(Records about charts and figures)
============================================================

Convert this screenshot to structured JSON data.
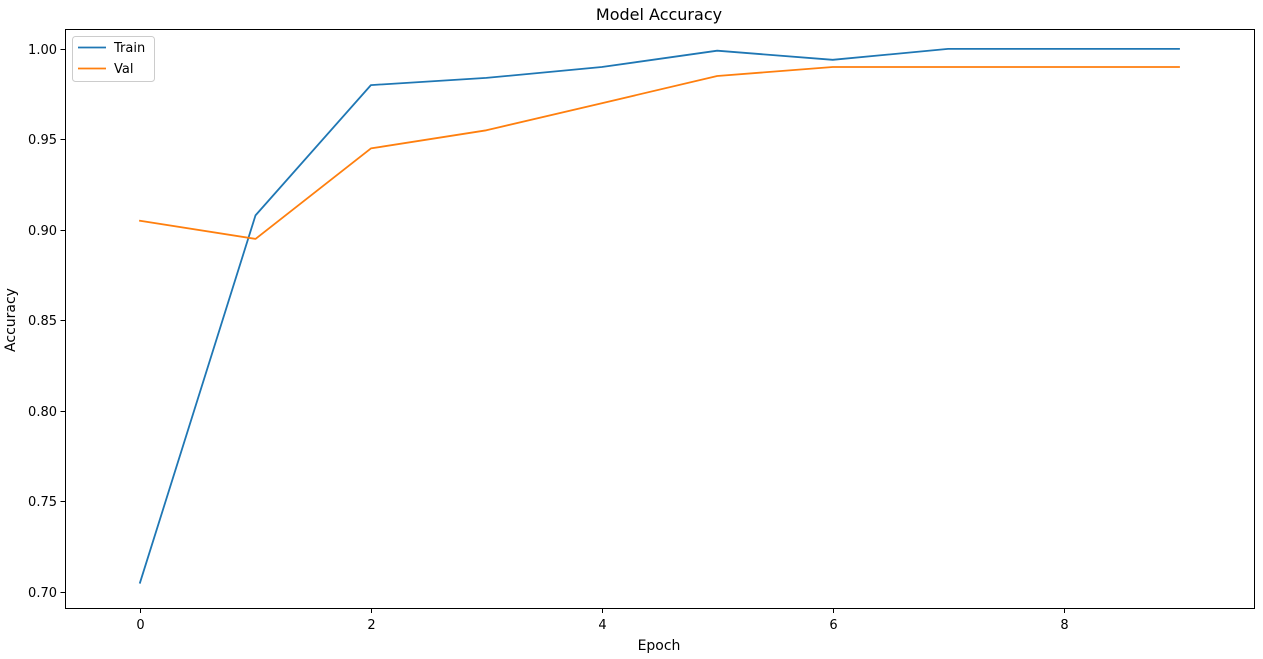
{
  "chart_data": {
    "type": "line",
    "title": "Model Accuracy",
    "xlabel": "Epoch",
    "ylabel": "Accuracy",
    "x": [
      0,
      1,
      2,
      3,
      4,
      5,
      6,
      7,
      8,
      9
    ],
    "xlim": [
      -0.65,
      9.65
    ],
    "ylim": [
      0.691,
      1.011
    ],
    "xticks": [
      0,
      2,
      4,
      6,
      8
    ],
    "xtick_labels": [
      "0",
      "2",
      "4",
      "6",
      "8"
    ],
    "yticks": [
      0.7,
      0.75,
      0.8,
      0.85,
      0.9,
      0.95,
      1.0
    ],
    "ytick_labels": [
      "0.70",
      "0.75",
      "0.80",
      "0.85",
      "0.90",
      "0.95",
      "1.00"
    ],
    "grid": false,
    "legend_position": "top-left",
    "series": [
      {
        "name": "Train",
        "color": "#1f77b4",
        "values": [
          0.705,
          0.908,
          0.98,
          0.984,
          0.99,
          0.999,
          0.994,
          1.0,
          1.0,
          1.0
        ]
      },
      {
        "name": "Val",
        "color": "#ff7f0e",
        "values": [
          0.905,
          0.895,
          0.945,
          0.955,
          0.97,
          0.985,
          0.99,
          0.99,
          0.99,
          0.99
        ]
      }
    ]
  }
}
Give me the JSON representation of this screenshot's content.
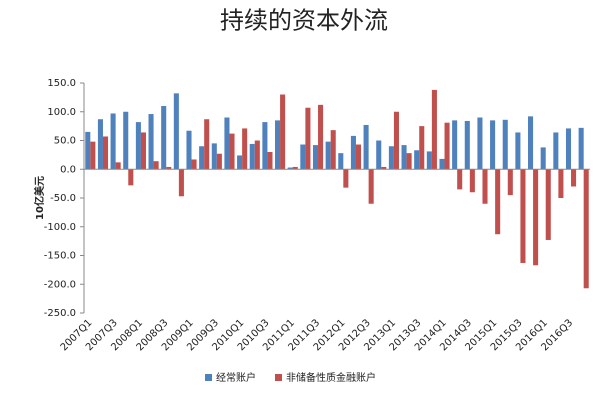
{
  "chart_data": {
    "type": "bar",
    "title": "持续的资本外流",
    "y_label": "10亿美元",
    "categories": [
      "2007Q1",
      null,
      "2007Q3",
      null,
      "2008Q1",
      null,
      "2008Q3",
      null,
      "2009Q1",
      null,
      "2009Q3",
      null,
      "2010Q1",
      null,
      "2010Q3",
      null,
      "2011Q1",
      null,
      "2011Q3",
      null,
      "2012Q1",
      null,
      "2012Q3",
      null,
      "2013Q1",
      null,
      "2013Q3",
      null,
      "2014Q1",
      null,
      "2014Q3",
      null,
      "2015Q1",
      null,
      "2015Q3",
      null,
      "2016Q1",
      null,
      "2016Q3",
      null
    ],
    "series": [
      {
        "name": "经常账户",
        "color": "#4f81bd",
        "values": [
          65,
          87,
          97,
          100,
          82,
          96,
          110,
          132,
          67,
          40,
          45,
          90,
          24,
          44,
          82,
          85,
          3,
          43,
          42,
          48,
          28,
          58,
          77,
          50,
          40,
          42,
          33,
          31,
          18,
          85,
          84,
          90,
          85,
          86,
          64,
          92,
          38,
          64,
          71,
          72
        ]
      },
      {
        "name": "非储备性质金融账户",
        "color": "#c0504d",
        "values": [
          48,
          57,
          12,
          -28,
          64,
          14,
          4,
          -47,
          17,
          87,
          27,
          62,
          71,
          50,
          30,
          130,
          4,
          107,
          112,
          68,
          -32,
          43,
          -60,
          4,
          100,
          28,
          75,
          138,
          81,
          -35,
          -40,
          -60,
          -113,
          -45,
          -163,
          -167,
          -123,
          -50,
          -30,
          -207
        ]
      }
    ],
    "ylim": [
      -250,
      150
    ],
    "yticks": [
      {
        "value": -250,
        "label": "-250.0"
      },
      {
        "value": -200,
        "label": "-200.0"
      },
      {
        "value": -150,
        "label": "-150.0"
      },
      {
        "value": -100,
        "label": "-100.0"
      },
      {
        "value": -50,
        "label": "-50.0"
      },
      {
        "value": 0,
        "label": "0.0"
      },
      {
        "value": 50,
        "label": "50.0"
      },
      {
        "value": 100,
        "label": "100.0"
      },
      {
        "value": 150,
        "label": "150.0"
      }
    ],
    "legend": "bottom"
  }
}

============================================================

What to do:
Quote the full listing above word for word; exclude every picture from the copy.

Task output:
Convert this screenshot to structured JSON data.
{
  "chart_data": {
    "type": "line",
    "title": "Model Accuracy",
    "xlabel": "Epoch",
    "ylabel": "Accuracy",
    "x": [
      0,
      1,
      2,
      3,
      4,
      5,
      6,
      7,
      8,
      9
    ],
    "xlim": [
      -0.65,
      9.65
    ],
    "ylim": [
      0.691,
      1.011
    ],
    "xticks": [
      0,
      2,
      4,
      6,
      8
    ],
    "xtick_labels": [
      "0",
      "2",
      "4",
      "6",
      "8"
    ],
    "yticks": [
      0.7,
      0.75,
      0.8,
      0.85,
      0.9,
      0.95,
      1.0
    ],
    "ytick_labels": [
      "0.70",
      "0.75",
      "0.80",
      "0.85",
      "0.90",
      "0.95",
      "1.00"
    ],
    "grid": false,
    "legend_position": "top-left",
    "series": [
      {
        "name": "Train",
        "color": "#1f77b4",
        "values": [
          0.705,
          0.908,
          0.98,
          0.984,
          0.99,
          0.999,
          0.994,
          1.0,
          1.0,
          1.0
        ]
      },
      {
        "name": "Val",
        "color": "#ff7f0e",
        "values": [
          0.905,
          0.895,
          0.945,
          0.955,
          0.97,
          0.985,
          0.99,
          0.99,
          0.99,
          0.99
        ]
      }
    ]
  }
}
Give me the JSON representation of this screenshot's content.
{
  "chart_data": {
    "type": "bar",
    "title": "持续的资本外流",
    "y_label": "10亿美元",
    "categories": [
      "2007Q1",
      null,
      "2007Q3",
      null,
      "2008Q1",
      null,
      "2008Q3",
      null,
      "2009Q1",
      null,
      "2009Q3",
      null,
      "2010Q1",
      null,
      "2010Q3",
      null,
      "2011Q1",
      null,
      "2011Q3",
      null,
      "2012Q1",
      null,
      "2012Q3",
      null,
      "2013Q1",
      null,
      "2013Q3",
      null,
      "2014Q1",
      null,
      "2014Q3",
      null,
      "2015Q1",
      null,
      "2015Q3",
      null,
      "2016Q1",
      null,
      "2016Q3",
      null
    ],
    "series": [
      {
        "name": "经常账户",
        "color": "#4f81bd",
        "values": [
          65,
          87,
          97,
          100,
          82,
          96,
          110,
          132,
          67,
          40,
          45,
          90,
          24,
          44,
          82,
          85,
          3,
          43,
          42,
          48,
          28,
          58,
          77,
          50,
          40,
          42,
          33,
          31,
          18,
          85,
          84,
          90,
          85,
          86,
          64,
          92,
          38,
          64,
          71,
          72
        ]
      },
      {
        "name": "非储备性质金融账户",
        "color": "#c0504d",
        "values": [
          48,
          57,
          12,
          -28,
          64,
          14,
          4,
          -47,
          17,
          87,
          27,
          62,
          71,
          50,
          30,
          130,
          4,
          107,
          112,
          68,
          -32,
          43,
          -60,
          4,
          100,
          28,
          75,
          138,
          81,
          -35,
          -40,
          -60,
          -113,
          -45,
          -163,
          -167,
          -123,
          -50,
          -30,
          -207
        ]
      }
    ],
    "ylim": [
      -250,
      150
    ],
    "yticks": [
      {
        "value": -250,
        "label": "-250.0"
      },
      {
        "value": -200,
        "label": "-200.0"
      },
      {
        "value": -150,
        "label": "-150.0"
      },
      {
        "value": -100,
        "label": "-100.0"
      },
      {
        "value": -50,
        "label": "-50.0"
      },
      {
        "value": 0,
        "label": "0.0"
      },
      {
        "value": 50,
        "label": "50.0"
      },
      {
        "value": 100,
        "label": "100.0"
      },
      {
        "value": 150,
        "label": "150.0"
      }
    ],
    "legend": "bottom"
  }
}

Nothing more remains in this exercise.